-- Start Material provided --

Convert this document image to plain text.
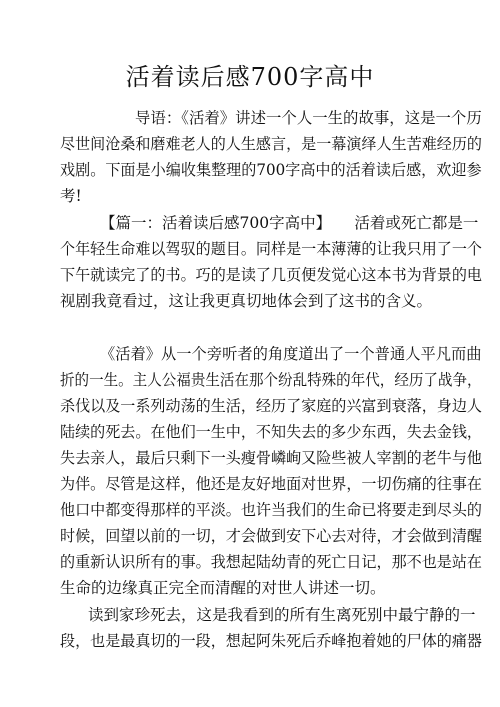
活着读后感700字高中
导语：《活着》讲述一个人一生的故事，这是一个历
尽世间沧桑和磨难老人的人生感言，是一幕演绎人生苦难经历的
戏剧。下面是小编收集整理的700字高中的活着读后感，欢迎参
考!
【篇一：活着读后感700字高中】　　活着或死亡都是一
个年轻生命难以驾驭的题目。同样是一本薄薄的让我只用了一个
下午就读完了的书。巧的是读了几页便发觉心这本书为背景的电
视剧我竟看过，这让我更真切地体会到了这书的含义。
《活着》从一个旁听者的角度道出了一个普通人平凡而曲
折的一生。主人公福贵生活在那个纷乱特殊的年代，经历了战争，
杀伐以及一系列动荡的生活，经历了家庭的兴富到衰落，身边人
陆续的死去。在他们一生中，不知失去的多少东西，失去金钱，
失去亲人，最后只剩下一头瘦骨嶙峋又险些被人宰割的老牛与他
为伴。尽管是这样，他还是友好地面对世界，一切伤痛的往事在
他口中都变得那样的平淡。也许当我们的生命已将要走到尽头的
时候，回望以前的一切，才会做到安下心去对待，才会做到清醒
的重新认识所有的事。我想起陆幼青的死亡日记，那不也是站在
生命的边缘真正完全而清醒的对世人讲述一切。
读到家珍死去，这是我看到的所有生离死别中最宁静的一
段，也是最真切的一段，想起阿朱死后乔峰抱着她的尸体的痛器
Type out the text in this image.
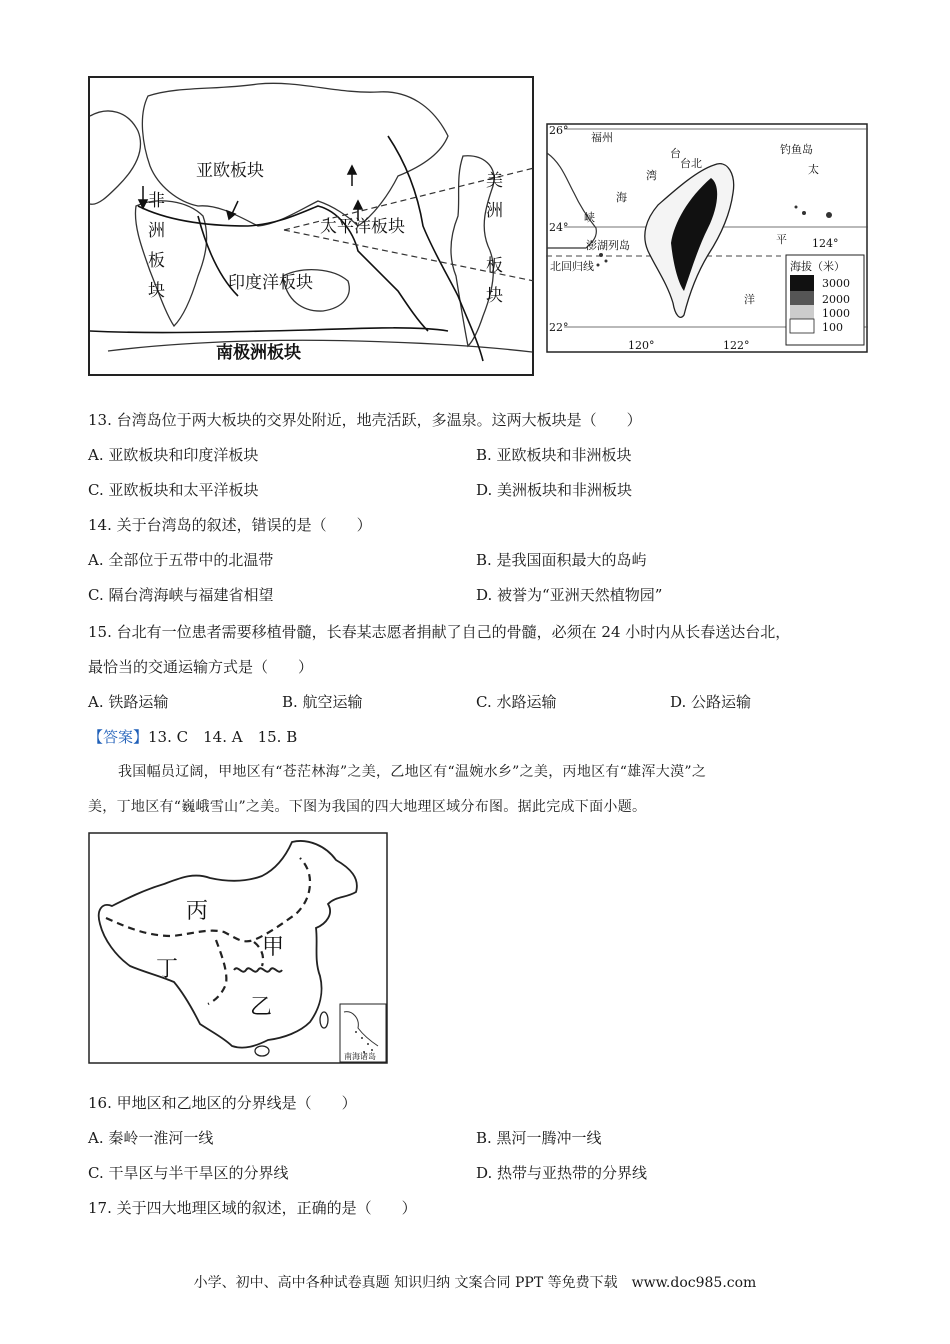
亚欧板块
太平洋板块
印度洋板块
南极洲板块
非
洲
板
块
美
洲
板
块
26°
24°
22°
120°	122°
124°
福州
台北
钓鱼岛
澎湖列岛
北回归线
台
湾
海
峡
太
平
洋
海拔（米）
3000
2000
1000
100
13. 台湾岛位于两大板块的交界处附近，地壳活跃，多温泉。这两大板块是（　　）
A. 亚欧板块和印度洋板块	B. 亚欧板块和非洲板块
C. 亚欧板块和太平洋板块	D. 美洲板块和非洲板块
14. 关于台湾岛的叙述，错误的是（　　）
A. 全部位于五带中的北温带	B. 是我国面积最大的岛屿
C. 隔台湾海峡与福建省相望	D. 被誉为“亚洲天然植物园”
15. 台北有一位患者需要移植骨髓，长春某志愿者捐献了自己的骨髓，必须在 24 小时内从长春送达台北，
最恰当的交通运输方式是（　　）
A. 铁路运输	B. 航空运输	C. 水路运输	D. 公路运输
【答案】13. C　14. A　15. B
我国幅员辽阔，甲地区有“苍茫林海”之美，乙地区有“温婉水乡”之美，丙地区有“雄浑大漠”之
美，丁地区有“巍峨雪山”之美。下图为我国的四大地理区域分布图。据此完成下面小题。
丙
甲
丁
乙
南海诸岛
16. 甲地区和乙地区的分界线是（　　）
A. 秦岭一淮河一线	B. 黑河一腾冲一线
C. 干旱区与半干旱区的分界线	D. 热带与亚热带的分界线
17. 关于四大地理区域的叙述，正确的是（　　）
小学、初中、高中各种试卷真题 知识归纳 文案合同 PPT 等免费下载　www.doc985.com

-- End Material provided --

Instruction:
Take each line of the material that contains the word "this" and list it.

Exercise result:
Convert this document image to plain text.
Type out the text in this image.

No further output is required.